## Aim of the exercise
Copy out each line exactly; pictures stay out of the copy.

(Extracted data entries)
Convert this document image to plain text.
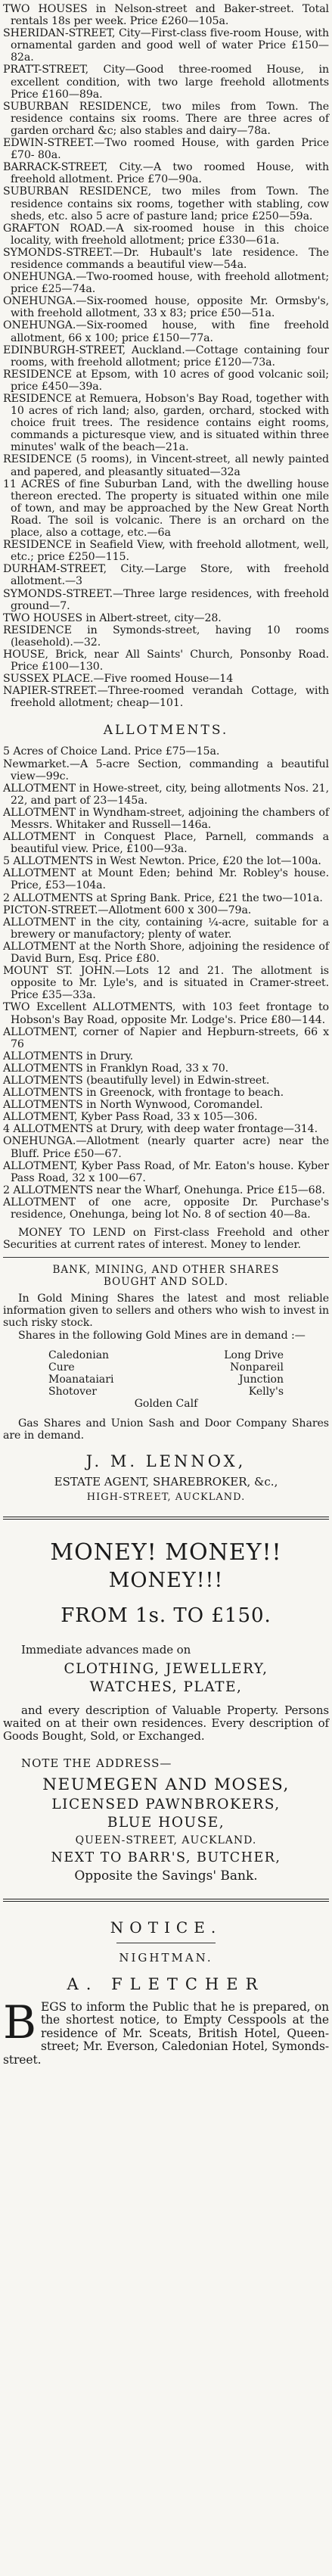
TWO HOUSES in Nelson-street and Baker-street. Total rentals 18s per week. Price £260—105a.

SHERIDAN-STREET, City—First-class five-room House, with ornamental garden and good well of water Price £150—82a.

PRATT-STREET, City—Good three-roomed House, in excellent condition, with two large freehold allotments Price £160—89a.

SUBURBAN RESIDENCE, two miles from Town. The residence contains six rooms. There are three acres of garden orchard &c; also stables and dairy—78a.

EDWIN-STREET.—Two roomed House, with garden Price £70- 80a.

BARRACK-STREET, City.—A two roomed House, with freehold allotment. Price £70—90a.

SUBURBAN RESIDENCE, two miles from Town. The residence contains six rooms, together with stabling, cow sheds, etc. also 5 acre of pasture land; price £250—59a.

GRAFTON ROAD.—A six-roomed house in this choice locality, with freehold allotment; price £330—61a.

SYMONDS-STREET.—Dr. Hubault's late residence. The residence commands a beautiful view—54a.

ONEHUNGA.—Two-roomed house, with freehold allotment; price £25—74a.

ONEHUNGA.—Six-roomed house, opposite Mr. Ormsby's, with freehold allotment, 33 x 83; price £50—51a.

ONEHUNGA.—Six-roomed house, with fine freehold allotment, 66 x 100; price £150—77a.

EDINBURGH-STREET, Auckland.—Cottage containing four rooms, with freehold allotment; price £120—73a.

RESIDENCE at Epsom, with 10 acres of good volcanic soil; price £450—39a.

RESIDENCE at Remuera, Hobson's Bay Road, together with 10 acres of rich land; also, garden, orchard, stocked with choice fruit trees. The residence contains eight rooms, commands a picturesque view, and is situated within three minutes' walk of the beach—21a.

RESIDENCE (5 rooms), in Vincent-street, all newly painted and papered, and pleasantly situated—32a

11 ACRES of fine Suburban Land, with the dwelling house thereon erected. The property is situated within one mile of town, and may be approached by the New Great North Road. The soil is volcanic. There is an orchard on the place, also a cottage, etc.—6a

RESIDENCE in Seafield View, with freehold allotment, well, etc.; price £250—115.

DURHAM-STREET, City.—Large Store, with freehold allotment.—3

SYMONDS-STREET.—Three large residences, with freehold ground—7.

TWO HOUSES in Albert-street, city—28.

RESIDENCE in Symonds-street, having 10 rooms (leasehold).—32.

HOUSE, Brick, near All Saints' Church, Ponsonby Road. Price £100—130.

SUSSEX PLACE.—Five roomed House—14

NAPIER-STREET.—Three-roomed verandah Cottage, with freehold allotment; cheap—101.

ALLOTMENTS.

5 Acres of Choice Land. Price £75—15a.

Newmarket.—A 5-acre Section, commanding a beautiful view—99c.

ALLOTMENT in Howe-street, city, being allotments Nos. 21, 22, and part of 23—145a.

ALLOTMENT in Wyndham-street, adjoining the chambers of Messrs. Whitaker and Russell—146a.

ALLOTMENT in Conquest Place, Parnell, commands a beautiful view. Price, £100—93a.

5 ALLOTMENTS in West Newton. Price, £20 the lot—100a.

ALLOTMENT at Mount Eden; behind Mr. Robley's house. Price, £53—104a.

2 ALLOTMENTS at Spring Bank. Price, £21 the two—101a.

PICTON-STREET.—Allotment 600 x 300—79a.

ALLOTMENT in the city, containing ¼-acre, suitable for a brewery or manufactory; plenty of water.

ALLOTMENT at the North Shore, adjoining the residence of David Burn, Esq. Price £80.

MOUNT ST. JOHN.—Lots 12 and 21. The allotment is opposite to Mr. Lyle's, and is situated in Cramer-street. Price £35—33a.

TWO Excellent ALLOTMENTS, with 103 feet frontage to Hobson's Bay Road, opposite Mr. Lodge's. Price £80—144.

ALLOTMENT, corner of Napier and Hepburn-streets, 66 x 76

ALLOTMENTS in Drury.

ALLOTMENTS in Franklyn Road, 33 x 70.

ALLOTMENTS (beautifully level) in Edwin-street.

ALLOTMENTS in Greenock, with frontage to beach.

ALLOTMENTS in North Wynwood, Coromandel.

ALLOTMENT, Kyber Pass Road, 33 x 105—306.

4 ALLOTMENTS at Drury, with deep water frontage—314.

ONEHUNGA.—Allotment (nearly quarter acre) near the Bluff. Price £50—67.

ALLOTMENT, Kyber Pass Road, of Mr. Eaton's house. Kyber Pass Road, 32 x 100—67.

2 ALLOTMENTS near the Wharf, Onehunga. Price £15—68.

ALLOTMENT of one acre, opposite Dr. Purchase's residence, Onehunga, being lot No. 8 of section 40—8a.

MONEY TO LEND on First-class Freehold and other Securities at current rates of interest. Money to lender.

BANK, MINING, AND OTHER SHARES BOUGHT AND SOLD.

In Gold Mining Shares the latest and most reliable information given to sellers and others who wish to invest in such risky stock.

Shares in the following Gold Mines are in demand :—

Caledonian	Long Drive
Cure	Nonpareil
Moanataiari	Junction
Shotover	Kelly's
Golden Calf

Gas Shares and Union Sash and Door Company Shares are in demand.

J. M. LENNOX,
ESTATE AGENT, SHAREBROKER, &c.,
HIGH-STREET, AUCKLAND.
MONEY! MONEY!!
MONEY!!!
FROM 1s. TO £150.

Immediate advances made on

CLOTHING, JEWELLERY,
WATCHES, PLATE,

and every description of Valuable Property. Persons waited on at their own residences. Every description of Goods Bought, Sold, or Exchanged.

NOTE THE ADDRESS—
NEUMEGEN AND MOSES,
LICENSED PAWNBROKERS,
BLUE HOUSE,
QUEEN-STREET, AUCKLAND.
NEXT TO BARR'S, BUTCHER,
Opposite the Savings' Bank.
NOTICE.
NIGHTMAN.
A. FLETCHER
B EGS to inform the Public that he is prepared, on the shortest notice, to Empty Cesspools at the residence of Mr. Sceats, British Hotel, Queen-street; Mr. Everson, Caledonian Hotel, Symonds-street.
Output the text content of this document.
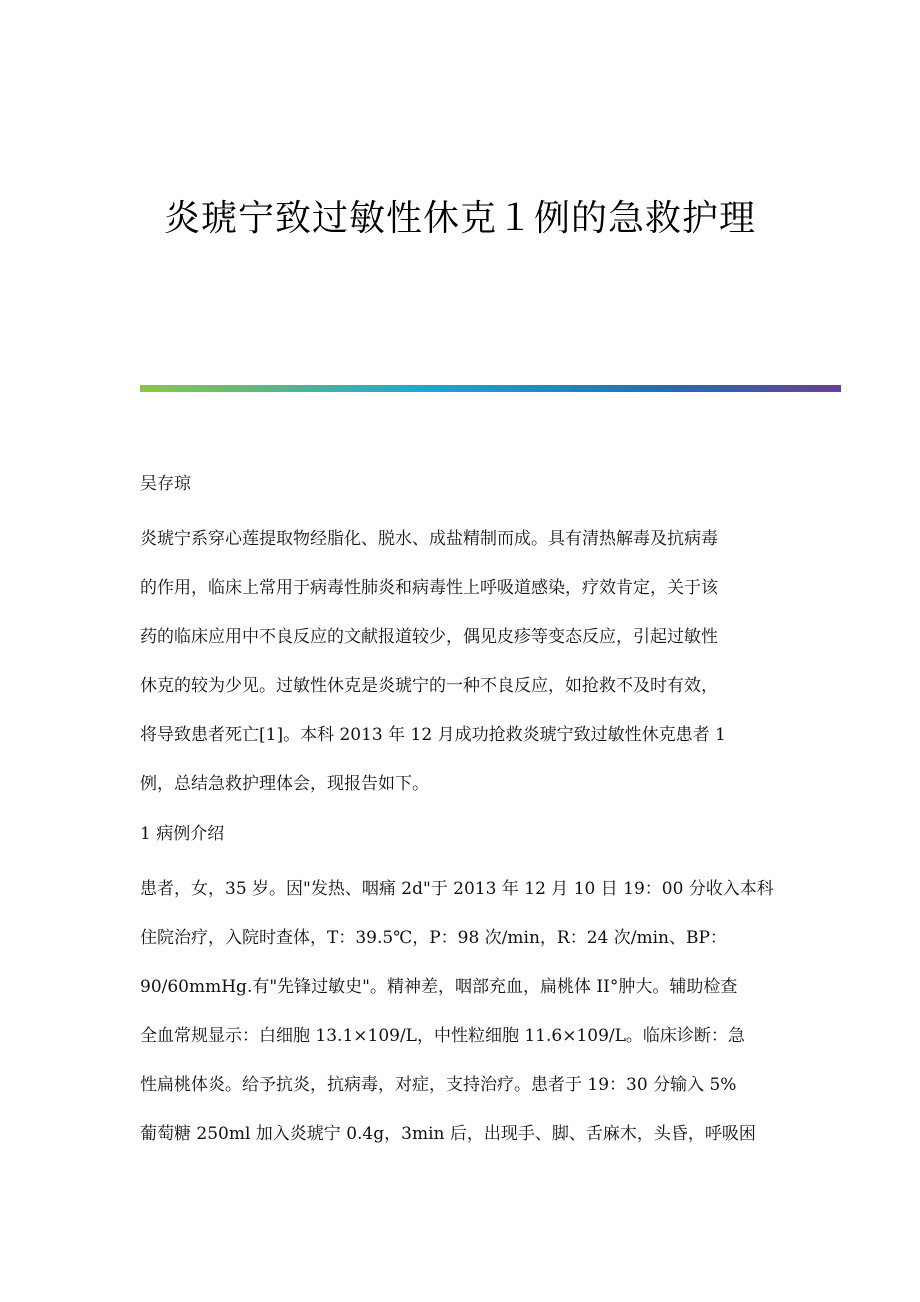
炎琥宁致过敏性休克１例的急救护理
吴存琼
炎琥宁系穿心莲提取物经脂化、脱水、成盐精制而成。具有清热解毒及抗病毒
的作用，临床上常用于病毒性肺炎和病毒性上呼吸道感染，疗效肯定，关于该
药的临床应用中不良反应的文献报道较少，偶见皮疹等变态反应，引起过敏性
休克的较为少见。过敏性休克是炎琥宁的一种不良反应，如抢救不及时有效，
将导致患者死亡[1]。本科 2013 年 12 月成功抢救炎琥宁致过敏性休克患者 1
例，总结急救护理体会，现报告如下。
1 病例介绍
患者，女，35 岁。因"发热、咽痛 2d"于 2013 年 12 月 10 日 19：00 分收入本科
住院治疗，入院时查体，T：39.5℃，P：98 次/min，R：24 次/min、BP：
90/60mmHg.有"先锋过敏史"。精神差，咽部充血，扁桃体 II°肿大。辅助检查
全血常规显示：白细胞 13.1×109/L，中性粒细胞 11.6×109/L。临床诊断：急
性扁桃体炎。给予抗炎，抗病毒，对症，支持治疗。患者于 19：30 分输入 5%
葡萄糖 250ml 加入炎琥宁 0.4g，3min 后，出现手、脚、舌麻木，头昏，呼吸困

## Correct response
Convert this document image to plain text.
TWO HOUSES in Nelson-street and Baker-street. Total rentals 18s per week. Price £260—105a.

SHERIDAN-STREET, City—First-class five-room House, with ornamental garden and good well of water Price £150—82a.

PRATT-STREET, City—Good three-roomed House, in excellent condition, with two large freehold allotments Price £160—89a.

SUBURBAN RESIDENCE, two miles from Town. The residence contains six rooms. There are three acres of garden orchard &c; also stables and dairy—78a.

EDWIN-STREET.—Two roomed House, with garden Price £70- 80a.

BARRACK-STREET, City.—A two roomed House, with freehold allotment. Price £70—90a.

SUBURBAN RESIDENCE, two miles from Town. The residence contains six rooms, together with stabling, cow sheds, etc. also 5 acre of pasture land; price £250—59a.

GRAFTON ROAD.—A six-roomed house in this choice locality, with freehold allotment; price £330—61a.

SYMONDS-STREET.—Dr. Hubault's late residence. The residence commands a beautiful view—54a.

ONEHUNGA.—Two-roomed house, with freehold allotment; price £25—74a.

ONEHUNGA.—Six-roomed house, opposite Mr. Ormsby's, with freehold allotment, 33 x 83; price £50—51a.

ONEHUNGA.—Six-roomed house, with fine freehold allotment, 66 x 100; price £150—77a.

EDINBURGH-STREET, Auckland.—Cottage containing four rooms, with freehold allotment; price £120—73a.

RESIDENCE at Epsom, with 10 acres of good volcanic soil; price £450—39a.

RESIDENCE at Remuera, Hobson's Bay Road, together with 10 acres of rich land; also, garden, orchard, stocked with choice fruit trees. The residence contains eight rooms, commands a picturesque view, and is situated within three minutes' walk of the beach—21a.

RESIDENCE (5 rooms), in Vincent-street, all newly painted and papered, and pleasantly situated—32a

11 ACRES of fine Suburban Land, with the dwelling house thereon erected. The property is situated within one mile of town, and may be approached by the New Great North Road. The soil is volcanic. There is an orchard on the place, also a cottage, etc.—6a

RESIDENCE in Seafield View, with freehold allotment, well, etc.; price £250—115.

DURHAM-STREET, City.—Large Store, with freehold allotment.—3

SYMONDS-STREET.—Three large residences, with freehold ground—7.

TWO HOUSES in Albert-street, city—28.

RESIDENCE in Symonds-street, having 10 rooms (leasehold).—32.

HOUSE, Brick, near All Saints' Church, Ponsonby Road. Price £100—130.

SUSSEX PLACE.—Five roomed House—14

NAPIER-STREET.—Three-roomed verandah Cottage, with freehold allotment; cheap—101.

ALLOTMENTS.

5 Acres of Choice Land. Price £75—15a.

Newmarket.—A 5-acre Section, commanding a beautiful view—99c.

ALLOTMENT in Howe-street, city, being allotments Nos. 21, 22, and part of 23—145a.

ALLOTMENT in Wyndham-street, adjoining the chambers of Messrs. Whitaker and Russell—146a.

ALLOTMENT in Conquest Place, Parnell, commands a beautiful view. Price, £100—93a.

5 ALLOTMENTS in West Newton. Price, £20 the lot—100a.

ALLOTMENT at Mount Eden; behind Mr. Robley's house. Price, £53—104a.

2 ALLOTMENTS at Spring Bank. Price, £21 the two—101a.

PICTON-STREET.—Allotment 600 x 300—79a.

ALLOTMENT in the city, containing ¼-acre, suitable for a brewery or manufactory; plenty of water.

ALLOTMENT at the North Shore, adjoining the residence of David Burn, Esq. Price £80.

MOUNT ST. JOHN.—Lots 12 and 21. The allotment is opposite to Mr. Lyle's, and is situated in Cramer-street. Price £35—33a.

TWO Excellent ALLOTMENTS, with 103 feet frontage to Hobson's Bay Road, opposite Mr. Lodge's. Price £80—144.

ALLOTMENT, corner of Napier and Hepburn-streets, 66 x 76

ALLOTMENTS in Drury.

ALLOTMENTS in Franklyn Road, 33 x 70.

ALLOTMENTS (beautifully level) in Edwin-street.

ALLOTMENTS in Greenock, with frontage to beach.

ALLOTMENTS in North Wynwood, Coromandel.

ALLOTMENT, Kyber Pass Road, 33 x 105—306.

4 ALLOTMENTS at Drury, with deep water frontage—314.

ONEHUNGA.—Allotment (nearly quarter acre) near the Bluff. Price £50—67.

ALLOTMENT, Kyber Pass Road, of Mr. Eaton's house. Kyber Pass Road, 32 x 100—67.

2 ALLOTMENTS near the Wharf, Onehunga. Price £15—68.

ALLOTMENT of one acre, opposite Dr. Purchase's residence, Onehunga, being lot No. 8 of section 40—8a.

MONEY TO LEND on First-class Freehold and other Securities at current rates of interest. Money to lender.

BANK, MINING, AND OTHER SHARES BOUGHT AND SOLD.

In Gold Mining Shares the latest and most reliable information given to sellers and others who wish to invest in such risky stock.

Shares in the following Gold Mines are in demand :—

Caledonian	Long Drive
Cure	Nonpareil
Moanataiari	Junction
Shotover	Kelly's
Golden Calf

Gas Shares and Union Sash and Door Company Shares are in demand.

J. M. LENNOX,
ESTATE AGENT, SHAREBROKER, &c.,
HIGH-STREET, AUCKLAND.
MONEY! MONEY!!
MONEY!!!
FROM 1s. TO £150.

Immediate advances made on

CLOTHING, JEWELLERY,
WATCHES, PLATE,

and every description of Valuable Property. Persons waited on at their own residences. Every description of Goods Bought, Sold, or Exchanged.

NOTE THE ADDRESS—
NEUMEGEN AND MOSES,
LICENSED PAWNBROKERS,
BLUE HOUSE,
QUEEN-STREET, AUCKLAND.
NEXT TO BARR'S, BUTCHER,
Opposite the Savings' Bank.
NOTICE.
NIGHTMAN.
A. FLETCHER
B EGS to inform the Public that he is prepared, on the shortest notice, to Empty Cesspools at the residence of Mr. Sceats, British Hotel, Queen-street; Mr. Everson, Caledonian Hotel, Symonds-street.
Output the text content of this document.
炎琥宁致过敏性休克１例的急救护理
吴存琼
炎琥宁系穿心莲提取物经脂化、脱水、成盐精制而成。具有清热解毒及抗病毒
的作用，临床上常用于病毒性肺炎和病毒性上呼吸道感染，疗效肯定，关于该
药的临床应用中不良反应的文献报道较少，偶见皮疹等变态反应，引起过敏性
休克的较为少见。过敏性休克是炎琥宁的一种不良反应，如抢救不及时有效，
将导致患者死亡[1]。本科 2013 年 12 月成功抢救炎琥宁致过敏性休克患者 1
例，总结急救护理体会，现报告如下。
1 病例介绍
患者，女，35 岁。因"发热、咽痛 2d"于 2013 年 12 月 10 日 19：00 分收入本科
住院治疗，入院时查体，T：39.5℃，P：98 次/min，R：24 次/min、BP：
90/60mmHg.有"先锋过敏史"。精神差，咽部充血，扁桃体 II°肿大。辅助检查
全血常规显示：白细胞 13.1×109/L，中性粒细胞 11.6×109/L。临床诊断：急
性扁桃体炎。给予抗炎，抗病毒，对症，支持治疗。患者于 19：30 分输入 5%
葡萄糖 250ml 加入炎琥宁 0.4g，3min 后，出现手、脚、舌麻木，头昏，呼吸困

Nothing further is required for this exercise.